Your task —
Would you output the whole listing below, exactly as it reads?
# Start of Rows
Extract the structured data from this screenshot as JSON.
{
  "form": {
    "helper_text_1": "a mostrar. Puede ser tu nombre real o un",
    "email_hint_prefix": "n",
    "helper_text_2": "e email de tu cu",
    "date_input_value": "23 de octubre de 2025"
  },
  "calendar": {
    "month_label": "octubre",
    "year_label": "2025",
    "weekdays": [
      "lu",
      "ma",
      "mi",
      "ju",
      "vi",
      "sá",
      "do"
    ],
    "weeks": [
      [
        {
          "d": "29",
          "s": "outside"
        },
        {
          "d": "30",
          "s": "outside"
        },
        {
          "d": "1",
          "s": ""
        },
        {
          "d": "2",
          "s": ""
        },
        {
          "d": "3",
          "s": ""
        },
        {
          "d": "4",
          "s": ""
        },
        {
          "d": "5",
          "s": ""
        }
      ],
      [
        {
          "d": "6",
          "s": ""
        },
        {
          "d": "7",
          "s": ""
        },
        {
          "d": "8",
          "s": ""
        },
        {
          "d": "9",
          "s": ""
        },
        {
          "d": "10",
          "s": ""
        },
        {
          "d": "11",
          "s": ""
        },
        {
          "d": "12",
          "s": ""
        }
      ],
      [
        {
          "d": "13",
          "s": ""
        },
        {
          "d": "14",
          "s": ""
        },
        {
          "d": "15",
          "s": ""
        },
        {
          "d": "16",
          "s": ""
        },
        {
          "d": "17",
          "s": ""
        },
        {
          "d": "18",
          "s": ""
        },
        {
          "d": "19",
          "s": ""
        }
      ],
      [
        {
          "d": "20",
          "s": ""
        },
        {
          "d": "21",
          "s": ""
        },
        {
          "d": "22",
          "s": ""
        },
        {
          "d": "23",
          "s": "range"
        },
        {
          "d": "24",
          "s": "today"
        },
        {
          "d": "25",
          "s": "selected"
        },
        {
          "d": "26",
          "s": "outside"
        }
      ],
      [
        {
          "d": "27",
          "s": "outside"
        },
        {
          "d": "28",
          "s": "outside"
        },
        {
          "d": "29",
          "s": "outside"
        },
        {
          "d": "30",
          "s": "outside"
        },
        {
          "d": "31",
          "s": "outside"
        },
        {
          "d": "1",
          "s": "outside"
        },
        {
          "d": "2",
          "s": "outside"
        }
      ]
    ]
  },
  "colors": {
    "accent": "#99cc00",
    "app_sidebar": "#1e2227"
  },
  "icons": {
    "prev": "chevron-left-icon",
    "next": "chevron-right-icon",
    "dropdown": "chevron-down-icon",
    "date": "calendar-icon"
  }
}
# End of Rows
Solution to the exercise —
Extract the structured data from this screenshot as JSON.
{
  "form": {
    "helper_text_1": "a mostrar. Puede ser tu nombre real o un",
    "email_hint_prefix": "n",
    "helper_text_2": "e email de tu cu",
    "date_input_value": "23 de octubre de 2025"
  },
  "calendar": {
    "month_label": "octubre",
    "year_label": "2025",
    "weekdays": [
      "lu",
      "ma",
      "mi",
      "ju",
      "vi",
      "sá",
      "do"
    ],
    "weeks": [
      [
        {
          "d": "29",
          "s": "outside"
        },
        {
          "d": "30",
          "s": "outside"
        },
        {
          "d": "1",
          "s": ""
        },
        {
          "d": "2",
          "s": ""
        },
        {
          "d": "3",
          "s": ""
        },
        {
          "d": "4",
          "s": ""
        },
        {
          "d": "5",
          "s": ""
        }
      ],
      [
        {
          "d": "6",
          "s": ""
        },
        {
          "d": "7",
          "s": ""
        },
        {
          "d": "8",
          "s": ""
        },
        {
          "d": "9",
          "s": ""
        },
        {
          "d": "10",
          "s": ""
        },
        {
          "d": "11",
          "s": ""
        },
        {
          "d": "12",
          "s": ""
        }
      ],
      [
        {
          "d": "13",
          "s": ""
        },
        {
          "d": "14",
          "s": ""
        },
        {
          "d": "15",
          "s": ""
        },
        {
          "d": "16",
          "s": ""
        },
        {
          "d": "17",
          "s": ""
        },
        {
          "d": "18",
          "s": ""
        },
        {
          "d": "19",
          "s": ""
        }
      ],
      [
        {
          "d": "20",
          "s": ""
        },
        {
          "d": "21",
          "s": ""
        },
        {
          "d": "22",
          "s": ""
        },
        {
          "d": "23",
          "s": "range"
        },
        {
          "d": "24",
          "s": "today"
        },
        {
          "d": "25",
          "s": "selected"
        },
        {
          "d": "26",
          "s": "outside"
        }
      ],
      [
        {
          "d": "27",
          "s": "outside"
        },
        {
          "d": "28",
          "s": "outside"
        },
        {
          "d": "29",
          "s": "outside"
        },
        {
          "d": "30",
          "s": "outside"
        },
        {
          "d": "31",
          "s": "outside"
        },
        {
          "d": "1",
          "s": "outside"
        },
        {
          "d": "2",
          "s": "outside"
        }
      ]
    ]
  },
  "colors": {
    "accent": "#99cc00",
    "app_sidebar": "#1e2227"
  },
  "icons": {
    "prev": "chevron-left-icon",
    "next": "chevron-right-icon",
    "dropdown": "chevron-down-icon",
    "date": "calendar-icon"
  }
}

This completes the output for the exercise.